begin

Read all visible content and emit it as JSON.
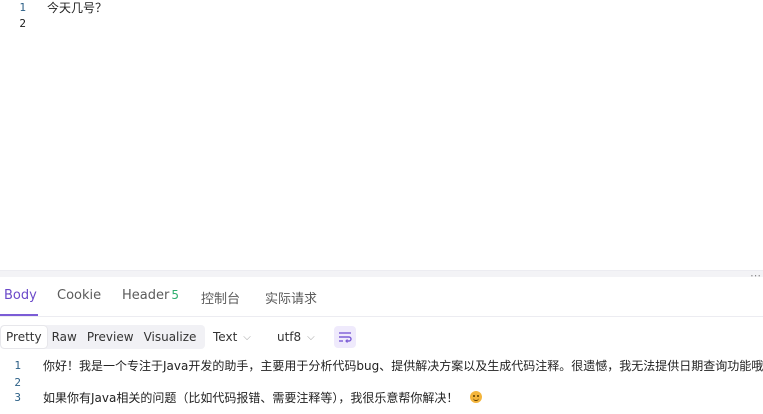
{
  "request_editor": {
    "lines": [
      {
        "number": "1",
        "text": "今天几号？"
      },
      {
        "number": "2",
        "text": ""
      }
    ]
  },
  "splitter": {
    "handle": "⋯"
  },
  "response_tabs": [
    {
      "label": "Body",
      "count": ""
    },
    {
      "label": "Cookie",
      "count": ""
    },
    {
      "label": "Header",
      "count": "5"
    },
    {
      "label": "控制台",
      "count": ""
    },
    {
      "label": "实际请求",
      "count": ""
    }
  ],
  "view_modes": [
    "Pretty",
    "Raw",
    "Preview",
    "Visualize"
  ],
  "format_select": {
    "value": "Text"
  },
  "encoding_select": {
    "value": "utf8"
  },
  "wrap_button": {
    "icon": "wrap-lines-icon"
  },
  "response_body": {
    "lines": [
      {
        "number": "1",
        "text": "你好！我是一个专注于Java开发的助手，主要用于分析代码bug、提供解决方案以及生成代码注释。很遗憾，我无法提供日期查询功能哦"
      },
      {
        "number": "2",
        "text": ""
      },
      {
        "number": "3",
        "text": "如果你有Java相关的问题（比如代码报错、需要注释等），我很乐意帮你解决！"
      }
    ],
    "emoji": "smiling-face-icon"
  },
  "colors": {
    "accent": "#7b5cd6",
    "line_number": "#2b5f86",
    "count_badge": "#2fae6e"
  }
}
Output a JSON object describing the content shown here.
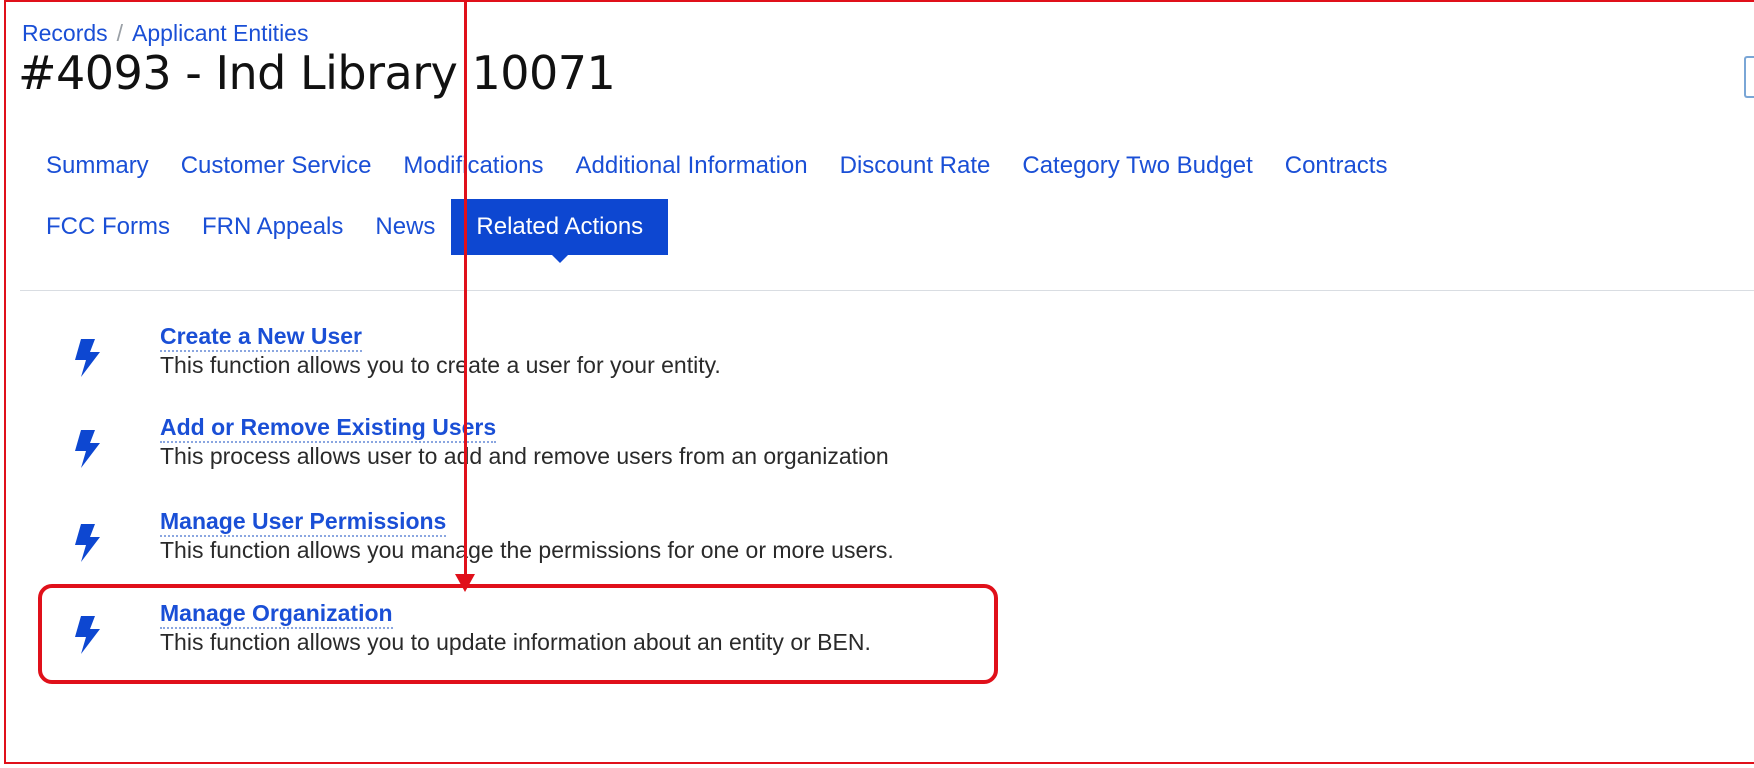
{
  "breadcrumb": {
    "records": "Records",
    "separator": "/",
    "applicant_entities": "Applicant Entities"
  },
  "page": {
    "title": "#4093 - Ind Library 10071"
  },
  "tabs_row1": [
    {
      "label": "Summary"
    },
    {
      "label": "Customer Service"
    },
    {
      "label": "Modifications"
    },
    {
      "label": "Additional Information"
    },
    {
      "label": "Discount Rate"
    },
    {
      "label": "Category Two Budget"
    },
    {
      "label": "Contracts"
    }
  ],
  "tabs_row2": [
    {
      "label": "FCC Forms"
    },
    {
      "label": "FRN Appeals"
    },
    {
      "label": "News"
    },
    {
      "label": "Related Actions",
      "active": true
    }
  ],
  "actions": [
    {
      "title": "Create a New User",
      "description": "This function allows you to create a user for your entity.",
      "icon": "bolt-icon"
    },
    {
      "title": "Add or Remove Existing Users",
      "description": "This process allows user to add and remove users from an organization",
      "icon": "bolt-icon"
    },
    {
      "title": "Manage User Permissions",
      "description": "This function allows you manage the permissions for one or more users.",
      "icon": "bolt-icon"
    },
    {
      "title": "Manage Organization",
      "description": "This function allows you to update information about an entity or BEN.",
      "icon": "bolt-icon"
    }
  ],
  "colors": {
    "link": "#1a4fd6",
    "active_tab": "#0d47d1",
    "annotation": "#e0101a"
  }
}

end

Exercise description: Set each line of the records down exactly, leaving every picture out.

The output:
Read all visible content and emit it as JSON.
{
  "request_editor": {
    "lines": [
      {
        "number": "1",
        "text": "今天几号？"
      },
      {
        "number": "2",
        "text": ""
      }
    ]
  },
  "splitter": {
    "handle": "⋯"
  },
  "response_tabs": [
    {
      "label": "Body",
      "count": ""
    },
    {
      "label": "Cookie",
      "count": ""
    },
    {
      "label": "Header",
      "count": "5"
    },
    {
      "label": "控制台",
      "count": ""
    },
    {
      "label": "实际请求",
      "count": ""
    }
  ],
  "view_modes": [
    "Pretty",
    "Raw",
    "Preview",
    "Visualize"
  ],
  "format_select": {
    "value": "Text"
  },
  "encoding_select": {
    "value": "utf8"
  },
  "wrap_button": {
    "icon": "wrap-lines-icon"
  },
  "response_body": {
    "lines": [
      {
        "number": "1",
        "text": "你好！我是一个专注于Java开发的助手，主要用于分析代码bug、提供解决方案以及生成代码注释。很遗憾，我无法提供日期查询功能哦"
      },
      {
        "number": "2",
        "text": ""
      },
      {
        "number": "3",
        "text": "如果你有Java相关的问题（比如代码报错、需要注释等），我很乐意帮你解决！"
      }
    ],
    "emoji": "smiling-face-icon"
  },
  "colors": {
    "accent": "#7b5cd6",
    "line_number": "#2b5f86",
    "count_badge": "#2fae6e"
  }
}
Output a JSON object describing the content shown here.
{
  "breadcrumb": {
    "records": "Records",
    "separator": "/",
    "applicant_entities": "Applicant Entities"
  },
  "page": {
    "title": "#4093 - Ind Library 10071"
  },
  "tabs_row1": [
    {
      "label": "Summary"
    },
    {
      "label": "Customer Service"
    },
    {
      "label": "Modifications"
    },
    {
      "label": "Additional Information"
    },
    {
      "label": "Discount Rate"
    },
    {
      "label": "Category Two Budget"
    },
    {
      "label": "Contracts"
    }
  ],
  "tabs_row2": [
    {
      "label": "FCC Forms"
    },
    {
      "label": "FRN Appeals"
    },
    {
      "label": "News"
    },
    {
      "label": "Related Actions",
      "active": true
    }
  ],
  "actions": [
    {
      "title": "Create a New User",
      "description": "This function allows you to create a user for your entity.",
      "icon": "bolt-icon"
    },
    {
      "title": "Add or Remove Existing Users",
      "description": "This process allows user to add and remove users from an organization",
      "icon": "bolt-icon"
    },
    {
      "title": "Manage User Permissions",
      "description": "This function allows you manage the permissions for one or more users.",
      "icon": "bolt-icon"
    },
    {
      "title": "Manage Organization",
      "description": "This function allows you to update information about an entity or BEN.",
      "icon": "bolt-icon"
    }
  ],
  "colors": {
    "link": "#1a4fd6",
    "active_tab": "#0d47d1",
    "annotation": "#e0101a"
  }
}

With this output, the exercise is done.